■ **Challenge**:
Restate each entry word for word, leaving nothing out.

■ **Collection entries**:
================

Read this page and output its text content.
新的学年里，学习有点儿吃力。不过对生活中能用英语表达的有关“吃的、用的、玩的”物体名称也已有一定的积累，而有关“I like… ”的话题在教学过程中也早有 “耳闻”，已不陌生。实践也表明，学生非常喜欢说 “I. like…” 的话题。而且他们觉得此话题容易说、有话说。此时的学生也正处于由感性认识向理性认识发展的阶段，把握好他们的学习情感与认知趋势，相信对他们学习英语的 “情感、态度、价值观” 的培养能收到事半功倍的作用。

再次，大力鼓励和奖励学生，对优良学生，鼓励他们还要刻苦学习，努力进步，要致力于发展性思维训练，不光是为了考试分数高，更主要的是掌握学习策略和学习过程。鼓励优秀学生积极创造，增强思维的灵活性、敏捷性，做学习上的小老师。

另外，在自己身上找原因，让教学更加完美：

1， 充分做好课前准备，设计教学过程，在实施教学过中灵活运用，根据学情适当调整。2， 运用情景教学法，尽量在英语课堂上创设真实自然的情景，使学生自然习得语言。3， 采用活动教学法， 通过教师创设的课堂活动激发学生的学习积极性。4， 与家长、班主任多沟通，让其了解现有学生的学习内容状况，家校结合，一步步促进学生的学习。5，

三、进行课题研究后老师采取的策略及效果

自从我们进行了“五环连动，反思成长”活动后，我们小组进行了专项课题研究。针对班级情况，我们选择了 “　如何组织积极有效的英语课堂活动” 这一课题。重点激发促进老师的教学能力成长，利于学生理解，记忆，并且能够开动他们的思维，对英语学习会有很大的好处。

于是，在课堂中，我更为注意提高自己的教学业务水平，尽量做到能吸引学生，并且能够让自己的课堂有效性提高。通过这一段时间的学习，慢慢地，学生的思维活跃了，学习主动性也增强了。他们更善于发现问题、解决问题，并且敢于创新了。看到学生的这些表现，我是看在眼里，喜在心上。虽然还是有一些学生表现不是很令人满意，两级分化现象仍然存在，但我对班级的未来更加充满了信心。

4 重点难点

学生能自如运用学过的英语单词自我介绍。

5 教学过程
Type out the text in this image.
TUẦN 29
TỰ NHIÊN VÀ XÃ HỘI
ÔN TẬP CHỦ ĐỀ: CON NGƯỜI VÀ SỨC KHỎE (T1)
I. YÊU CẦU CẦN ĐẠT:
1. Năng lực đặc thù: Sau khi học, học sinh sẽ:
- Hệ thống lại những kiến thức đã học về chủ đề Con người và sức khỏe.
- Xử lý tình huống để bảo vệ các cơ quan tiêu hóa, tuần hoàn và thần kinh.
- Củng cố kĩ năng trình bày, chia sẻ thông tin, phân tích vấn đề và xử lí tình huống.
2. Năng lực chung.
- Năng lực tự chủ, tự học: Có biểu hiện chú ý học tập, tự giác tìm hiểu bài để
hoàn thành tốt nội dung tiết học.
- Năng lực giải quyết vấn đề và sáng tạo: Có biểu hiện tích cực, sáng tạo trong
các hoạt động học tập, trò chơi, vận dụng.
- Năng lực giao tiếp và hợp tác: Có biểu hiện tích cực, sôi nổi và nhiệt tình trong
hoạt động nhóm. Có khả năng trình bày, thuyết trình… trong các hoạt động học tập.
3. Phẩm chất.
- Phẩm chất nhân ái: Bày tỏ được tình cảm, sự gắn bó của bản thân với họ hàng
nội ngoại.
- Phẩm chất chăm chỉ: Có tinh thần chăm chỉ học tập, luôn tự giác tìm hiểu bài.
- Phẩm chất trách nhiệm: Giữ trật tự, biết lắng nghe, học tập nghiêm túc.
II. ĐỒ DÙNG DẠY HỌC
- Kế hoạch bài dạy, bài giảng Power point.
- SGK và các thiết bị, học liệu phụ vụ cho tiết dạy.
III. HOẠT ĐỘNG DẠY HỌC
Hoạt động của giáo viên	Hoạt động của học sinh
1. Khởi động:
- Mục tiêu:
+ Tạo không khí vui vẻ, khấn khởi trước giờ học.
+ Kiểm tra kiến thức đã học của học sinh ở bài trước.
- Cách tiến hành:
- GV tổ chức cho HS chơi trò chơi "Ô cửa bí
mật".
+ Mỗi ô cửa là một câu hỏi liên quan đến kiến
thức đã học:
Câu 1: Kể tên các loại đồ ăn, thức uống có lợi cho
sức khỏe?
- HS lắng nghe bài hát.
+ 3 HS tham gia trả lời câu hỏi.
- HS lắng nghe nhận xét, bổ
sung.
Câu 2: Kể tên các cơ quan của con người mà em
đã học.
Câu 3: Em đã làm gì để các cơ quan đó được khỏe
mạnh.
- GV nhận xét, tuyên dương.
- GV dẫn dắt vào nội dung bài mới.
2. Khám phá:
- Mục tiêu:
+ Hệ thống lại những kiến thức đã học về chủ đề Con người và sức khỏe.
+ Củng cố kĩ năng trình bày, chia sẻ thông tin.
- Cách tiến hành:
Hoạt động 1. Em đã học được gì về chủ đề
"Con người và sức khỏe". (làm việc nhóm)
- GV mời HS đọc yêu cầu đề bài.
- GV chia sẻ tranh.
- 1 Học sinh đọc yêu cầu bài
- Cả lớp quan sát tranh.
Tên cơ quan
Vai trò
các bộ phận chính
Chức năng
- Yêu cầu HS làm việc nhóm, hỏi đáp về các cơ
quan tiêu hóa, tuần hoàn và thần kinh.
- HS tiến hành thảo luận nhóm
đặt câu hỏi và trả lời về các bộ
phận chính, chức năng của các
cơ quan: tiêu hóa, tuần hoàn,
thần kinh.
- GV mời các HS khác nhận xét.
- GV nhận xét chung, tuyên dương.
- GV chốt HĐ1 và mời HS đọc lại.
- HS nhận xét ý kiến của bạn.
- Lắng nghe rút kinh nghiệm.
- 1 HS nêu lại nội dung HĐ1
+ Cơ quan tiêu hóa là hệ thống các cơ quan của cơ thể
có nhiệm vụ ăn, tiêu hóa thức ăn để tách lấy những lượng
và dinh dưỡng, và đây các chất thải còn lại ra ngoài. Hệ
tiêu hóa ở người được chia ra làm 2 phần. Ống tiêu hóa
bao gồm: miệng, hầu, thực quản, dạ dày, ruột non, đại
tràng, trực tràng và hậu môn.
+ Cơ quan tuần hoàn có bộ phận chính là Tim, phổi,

================

■ **Solution to this exercise**:
Read this page and output its text content.
新的学年里，学习有点儿吃力。不过对生活中能用英语表达的有关“吃的、用的、玩的”物体名称也已有一定的积累，而有关“I like… ”的话题在教学过程中也早有 “耳闻”，已不陌生。实践也表明，学生非常喜欢说 “I. like…” 的话题。而且他们觉得此话题容易说、有话说。此时的学生也正处于由感性认识向理性认识发展的阶段，把握好他们的学习情感与认知趋势，相信对他们学习英语的 “情感、态度、价值观” 的培养能收到事半功倍的作用。

再次，大力鼓励和奖励学生，对优良学生，鼓励他们还要刻苦学习，努力进步，要致力于发展性思维训练，不光是为了考试分数高，更主要的是掌握学习策略和学习过程。鼓励优秀学生积极创造，增强思维的灵活性、敏捷性，做学习上的小老师。

另外，在自己身上找原因，让教学更加完美：

1， 充分做好课前准备，设计教学过程，在实施教学过中灵活运用，根据学情适当调整。2， 运用情景教学法，尽量在英语课堂上创设真实自然的情景，使学生自然习得语言。3， 采用活动教学法， 通过教师创设的课堂活动激发学生的学习积极性。4， 与家长、班主任多沟通，让其了解现有学生的学习内容状况，家校结合，一步步促进学生的学习。5，

三、进行课题研究后老师采取的策略及效果

自从我们进行了“五环连动，反思成长”活动后，我们小组进行了专项课题研究。针对班级情况，我们选择了 “　如何组织积极有效的英语课堂活动” 这一课题。重点激发促进老师的教学能力成长，利于学生理解，记忆，并且能够开动他们的思维，对英语学习会有很大的好处。

于是，在课堂中，我更为注意提高自己的教学业务水平，尽量做到能吸引学生，并且能够让自己的课堂有效性提高。通过这一段时间的学习，慢慢地，学生的思维活跃了，学习主动性也增强了。他们更善于发现问题、解决问题，并且敢于创新了。看到学生的这些表现，我是看在眼里，喜在心上。虽然还是有一些学生表现不是很令人满意，两级分化现象仍然存在，但我对班级的未来更加充满了信心。

4 重点难点

学生能自如运用学过的英语单词自我介绍。

5 教学过程
Type out the text in this image.
TUẦN 29
TỰ NHIÊN VÀ XÃ HỘI
ÔN TẬP CHỦ ĐỀ: CON NGƯỜI VÀ SỨC KHỎE (T1)
I. YÊU CẦU CẦN ĐẠT:
1. Năng lực đặc thù: Sau khi học, học sinh sẽ:
- Hệ thống lại những kiến thức đã học về chủ đề Con người và sức khỏe.
- Xử lý tình huống để bảo vệ các cơ quan tiêu hóa, tuần hoàn và thần kinh.
- Củng cố kĩ năng trình bày, chia sẻ thông tin, phân tích vấn đề và xử lí tình huống.
2. Năng lực chung.
- Năng lực tự chủ, tự học: Có biểu hiện chú ý học tập, tự giác tìm hiểu bài để
hoàn thành tốt nội dung tiết học.
- Năng lực giải quyết vấn đề và sáng tạo: Có biểu hiện tích cực, sáng tạo trong
các hoạt động học tập, trò chơi, vận dụng.
- Năng lực giao tiếp và hợp tác: Có biểu hiện tích cực, sôi nổi và nhiệt tình trong
hoạt động nhóm. Có khả năng trình bày, thuyết trình… trong các hoạt động học tập.
3. Phẩm chất.
- Phẩm chất nhân ái: Bày tỏ được tình cảm, sự gắn bó của bản thân với họ hàng
nội ngoại.
- Phẩm chất chăm chỉ: Có tinh thần chăm chỉ học tập, luôn tự giác tìm hiểu bài.
- Phẩm chất trách nhiệm: Giữ trật tự, biết lắng nghe, học tập nghiêm túc.
II. ĐỒ DÙNG DẠY HỌC
- Kế hoạch bài dạy, bài giảng Power point.
- SGK và các thiết bị, học liệu phụ vụ cho tiết dạy.
III. HOẠT ĐỘNG DẠY HỌC
Hoạt động của giáo viên	Hoạt động của học sinh
1. Khởi động:
- Mục tiêu:
+ Tạo không khí vui vẻ, khấn khởi trước giờ học.
+ Kiểm tra kiến thức đã học của học sinh ở bài trước.
- Cách tiến hành:
- GV tổ chức cho HS chơi trò chơi "Ô cửa bí
mật".
+ Mỗi ô cửa là một câu hỏi liên quan đến kiến
thức đã học:
Câu 1: Kể tên các loại đồ ăn, thức uống có lợi cho
sức khỏe?
- HS lắng nghe bài hát.
+ 3 HS tham gia trả lời câu hỏi.
- HS lắng nghe nhận xét, bổ
sung.
Câu 2: Kể tên các cơ quan của con người mà em
đã học.
Câu 3: Em đã làm gì để các cơ quan đó được khỏe
mạnh.
- GV nhận xét, tuyên dương.
- GV dẫn dắt vào nội dung bài mới.
2. Khám phá:
- Mục tiêu:
+ Hệ thống lại những kiến thức đã học về chủ đề Con người và sức khỏe.
+ Củng cố kĩ năng trình bày, chia sẻ thông tin.
- Cách tiến hành:
Hoạt động 1. Em đã học được gì về chủ đề
"Con người và sức khỏe". (làm việc nhóm)
- GV mời HS đọc yêu cầu đề bài.
- GV chia sẻ tranh.
- 1 Học sinh đọc yêu cầu bài
- Cả lớp quan sát tranh.
Tên cơ quan
Vai trò
các bộ phận chính
Chức năng
- Yêu cầu HS làm việc nhóm, hỏi đáp về các cơ
quan tiêu hóa, tuần hoàn và thần kinh.
- HS tiến hành thảo luận nhóm
đặt câu hỏi và trả lời về các bộ
phận chính, chức năng của các
cơ quan: tiêu hóa, tuần hoàn,
thần kinh.
- GV mời các HS khác nhận xét.
- GV nhận xét chung, tuyên dương.
- GV chốt HĐ1 và mời HS đọc lại.
- HS nhận xét ý kiến của bạn.
- Lắng nghe rút kinh nghiệm.
- 1 HS nêu lại nội dung HĐ1
+ Cơ quan tiêu hóa là hệ thống các cơ quan của cơ thể
có nhiệm vụ ăn, tiêu hóa thức ăn để tách lấy những lượng
và dinh dưỡng, và đây các chất thải còn lại ra ngoài. Hệ
tiêu hóa ở người được chia ra làm 2 phần. Ống tiêu hóa
bao gồm: miệng, hầu, thực quản, dạ dày, ruột non, đại
tràng, trực tràng và hậu môn.
+ Cơ quan tuần hoàn có bộ phận chính là Tim, phổi,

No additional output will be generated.